(Data records)
+ + + +
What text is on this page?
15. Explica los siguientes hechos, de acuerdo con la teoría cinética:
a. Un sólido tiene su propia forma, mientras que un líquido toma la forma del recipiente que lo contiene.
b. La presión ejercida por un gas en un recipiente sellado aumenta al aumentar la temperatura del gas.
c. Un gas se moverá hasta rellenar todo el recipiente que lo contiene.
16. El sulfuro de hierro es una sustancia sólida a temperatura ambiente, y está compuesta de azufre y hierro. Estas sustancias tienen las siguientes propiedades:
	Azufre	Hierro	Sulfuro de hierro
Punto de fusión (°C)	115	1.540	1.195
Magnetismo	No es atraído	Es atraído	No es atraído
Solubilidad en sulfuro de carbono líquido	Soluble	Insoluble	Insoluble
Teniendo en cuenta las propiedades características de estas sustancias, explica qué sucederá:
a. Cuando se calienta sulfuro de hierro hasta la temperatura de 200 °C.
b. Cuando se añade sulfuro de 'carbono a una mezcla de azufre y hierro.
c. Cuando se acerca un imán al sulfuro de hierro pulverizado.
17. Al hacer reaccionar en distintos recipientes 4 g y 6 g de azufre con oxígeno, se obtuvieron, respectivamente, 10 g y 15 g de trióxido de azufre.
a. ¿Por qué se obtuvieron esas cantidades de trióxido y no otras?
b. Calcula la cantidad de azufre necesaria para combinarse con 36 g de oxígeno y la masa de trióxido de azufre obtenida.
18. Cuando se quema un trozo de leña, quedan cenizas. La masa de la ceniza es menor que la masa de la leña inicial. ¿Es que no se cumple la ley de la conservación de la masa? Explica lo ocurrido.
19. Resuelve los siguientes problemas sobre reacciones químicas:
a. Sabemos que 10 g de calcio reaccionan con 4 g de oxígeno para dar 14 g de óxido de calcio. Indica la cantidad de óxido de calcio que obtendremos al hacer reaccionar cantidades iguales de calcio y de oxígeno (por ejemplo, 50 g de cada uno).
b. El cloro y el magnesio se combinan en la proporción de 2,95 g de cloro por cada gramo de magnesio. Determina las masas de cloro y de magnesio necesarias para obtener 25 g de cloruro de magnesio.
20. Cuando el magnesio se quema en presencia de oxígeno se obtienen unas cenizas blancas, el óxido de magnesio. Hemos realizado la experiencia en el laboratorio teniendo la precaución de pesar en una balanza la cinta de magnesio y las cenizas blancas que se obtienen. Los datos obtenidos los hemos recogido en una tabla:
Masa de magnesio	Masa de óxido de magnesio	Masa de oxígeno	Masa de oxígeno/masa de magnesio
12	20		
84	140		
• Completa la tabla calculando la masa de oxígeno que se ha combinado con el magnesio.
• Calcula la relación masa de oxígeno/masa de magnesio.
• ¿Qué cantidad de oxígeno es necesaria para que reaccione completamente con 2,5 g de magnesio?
+ + + +
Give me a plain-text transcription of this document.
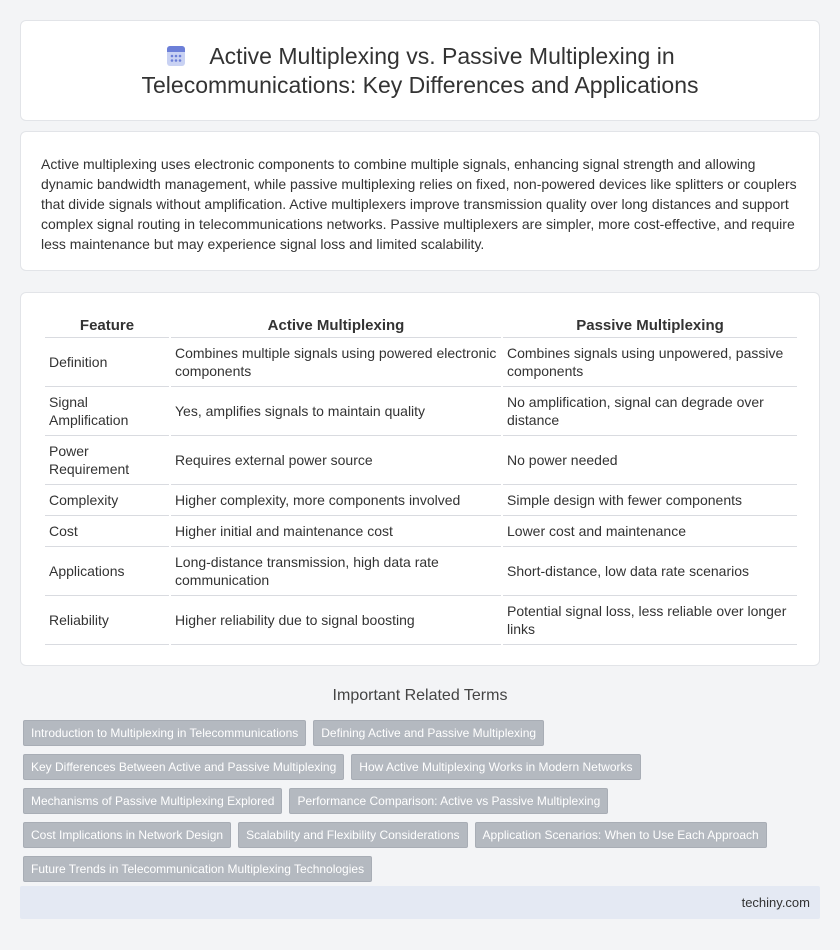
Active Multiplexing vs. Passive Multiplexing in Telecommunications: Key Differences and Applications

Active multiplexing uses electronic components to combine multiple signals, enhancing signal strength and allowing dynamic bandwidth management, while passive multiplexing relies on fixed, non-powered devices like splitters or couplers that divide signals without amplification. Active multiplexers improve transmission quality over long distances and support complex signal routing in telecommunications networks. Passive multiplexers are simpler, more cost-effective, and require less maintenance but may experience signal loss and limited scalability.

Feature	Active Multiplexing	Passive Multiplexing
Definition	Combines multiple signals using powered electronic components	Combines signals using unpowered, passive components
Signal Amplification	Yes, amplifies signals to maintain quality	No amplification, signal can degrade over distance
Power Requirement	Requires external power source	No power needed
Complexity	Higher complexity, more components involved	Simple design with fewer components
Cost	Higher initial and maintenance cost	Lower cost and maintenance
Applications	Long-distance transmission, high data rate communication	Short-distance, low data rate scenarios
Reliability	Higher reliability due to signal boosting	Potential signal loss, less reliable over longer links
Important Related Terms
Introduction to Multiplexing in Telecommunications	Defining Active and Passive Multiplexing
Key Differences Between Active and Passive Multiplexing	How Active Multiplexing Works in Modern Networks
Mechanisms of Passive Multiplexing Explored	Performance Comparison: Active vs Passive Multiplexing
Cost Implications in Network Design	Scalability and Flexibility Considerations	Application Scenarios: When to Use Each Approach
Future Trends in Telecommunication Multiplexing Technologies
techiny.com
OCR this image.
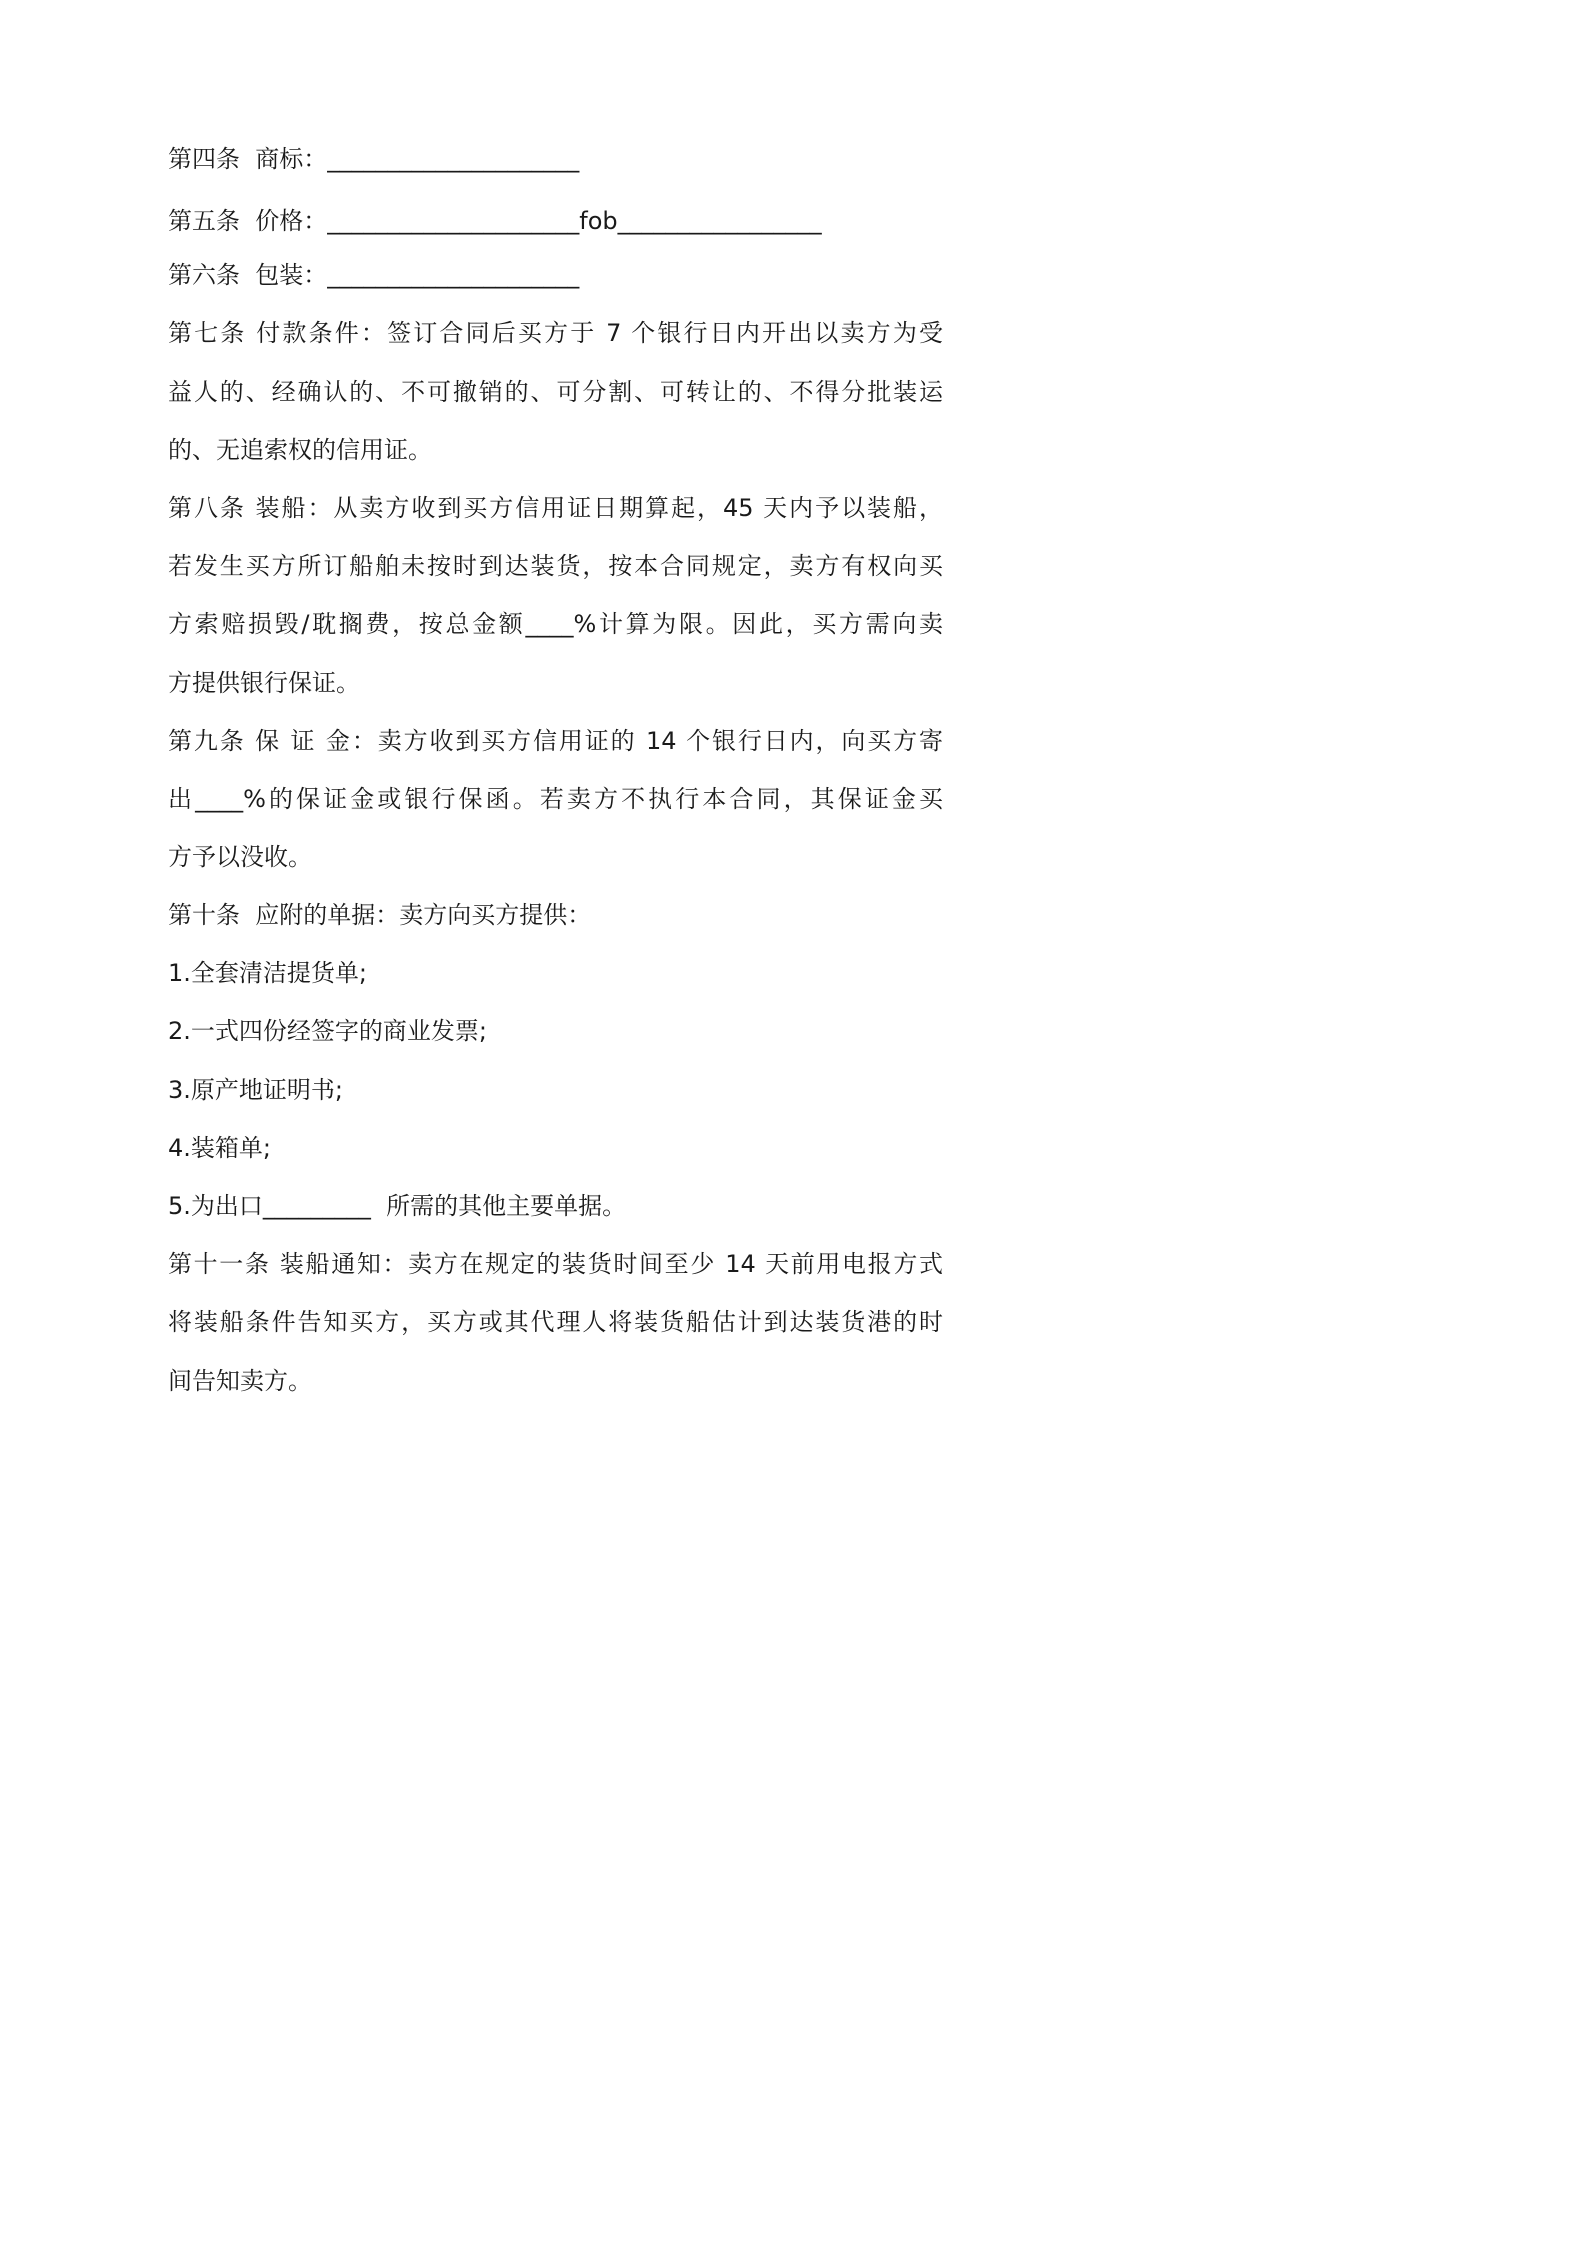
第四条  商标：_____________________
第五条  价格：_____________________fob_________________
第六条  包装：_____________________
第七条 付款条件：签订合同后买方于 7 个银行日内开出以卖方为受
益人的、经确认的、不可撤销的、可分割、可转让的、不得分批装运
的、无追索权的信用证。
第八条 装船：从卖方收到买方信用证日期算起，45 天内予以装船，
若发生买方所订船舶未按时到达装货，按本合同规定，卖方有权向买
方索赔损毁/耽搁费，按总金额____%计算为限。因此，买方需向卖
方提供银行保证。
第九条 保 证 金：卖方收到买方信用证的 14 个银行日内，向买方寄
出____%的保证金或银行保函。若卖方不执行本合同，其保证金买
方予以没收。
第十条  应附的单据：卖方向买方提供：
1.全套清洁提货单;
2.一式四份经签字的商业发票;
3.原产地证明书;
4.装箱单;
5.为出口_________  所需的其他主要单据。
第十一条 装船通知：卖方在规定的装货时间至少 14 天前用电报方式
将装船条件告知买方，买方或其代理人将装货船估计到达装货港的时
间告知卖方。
+ + + +
Set out every line from the material that contains the string "this".

What text is on this page?
Give me a plain-text transcription of this document.
OCR this image.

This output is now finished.